### Written task
List the lines of this listing that hold the word "promoter".
──────── Exercise data ────────
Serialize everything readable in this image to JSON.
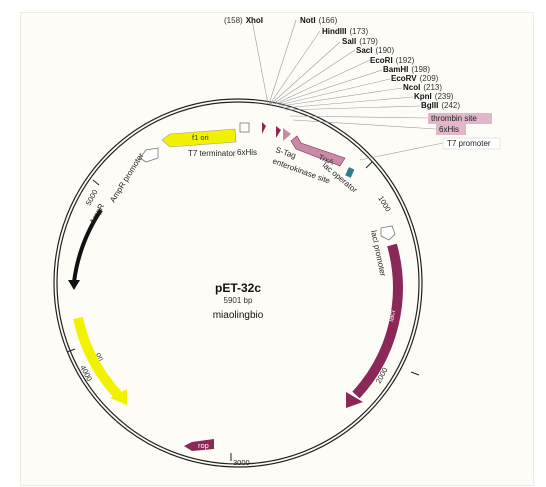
{
  "plasmid": {
    "name": "pET-32c",
    "length_label": "5901 bp",
    "author": "miaolingbio"
  },
  "restriction_sites": [
    {
      "name": "XhoI",
      "pos": "(158)"
    },
    {
      "name": "NotI",
      "pos": "(166)"
    },
    {
      "name": "HindIII",
      "pos": "(173)"
    },
    {
      "name": "SalI",
      "pos": "(179)"
    },
    {
      "name": "SacI",
      "pos": "(190)"
    },
    {
      "name": "EcoRI",
      "pos": "(192)"
    },
    {
      "name": "BamHI",
      "pos": "(198)"
    },
    {
      "name": "EcoRV",
      "pos": "(209)"
    },
    {
      "name": "NcoI",
      "pos": "(213)"
    },
    {
      "name": "KpnI",
      "pos": "(239)"
    },
    {
      "name": "BglII",
      "pos": "(242)"
    }
  ],
  "tagged_features": {
    "thrombin": "thrombin site",
    "his": "6xHis",
    "t7promoter": "T7 promoter"
  },
  "features": {
    "t7_terminator": "T7 terminator",
    "his_tag": "6xHis",
    "s_tag": "S-Tag",
    "enterokinase": "enterokinase site",
    "lac_operator": "lac operator",
    "trxa": "TrxA",
    "f1_ori": "f1 ori",
    "ampr_promoter": "AmpR promoter",
    "ampr": "AmpR",
    "laci_promoter": "lacI promoter",
    "laci": "lacI",
    "ori": "ori",
    "rop": "rop"
  },
  "ticks": {
    "t1000": "1000",
    "t2000": "2000",
    "t3000": "3000",
    "t4000": "4000",
    "t5000": "5000"
  },
  "colors": {
    "yellow_feature": "#f2f200",
    "magenta_feature": "#8b2858",
    "pink_feature": "#c98aa6",
    "teal_feature": "#2f7f8f",
    "tag_bg_pink": "#e0b6c8",
    "black_feature": "#111111"
  }
}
────────
### Full solution
    "t7promoter": "T7 promoter"
    "ampr_promoter": "AmpR promoter",
    "laci_promoter": "lacI promoter",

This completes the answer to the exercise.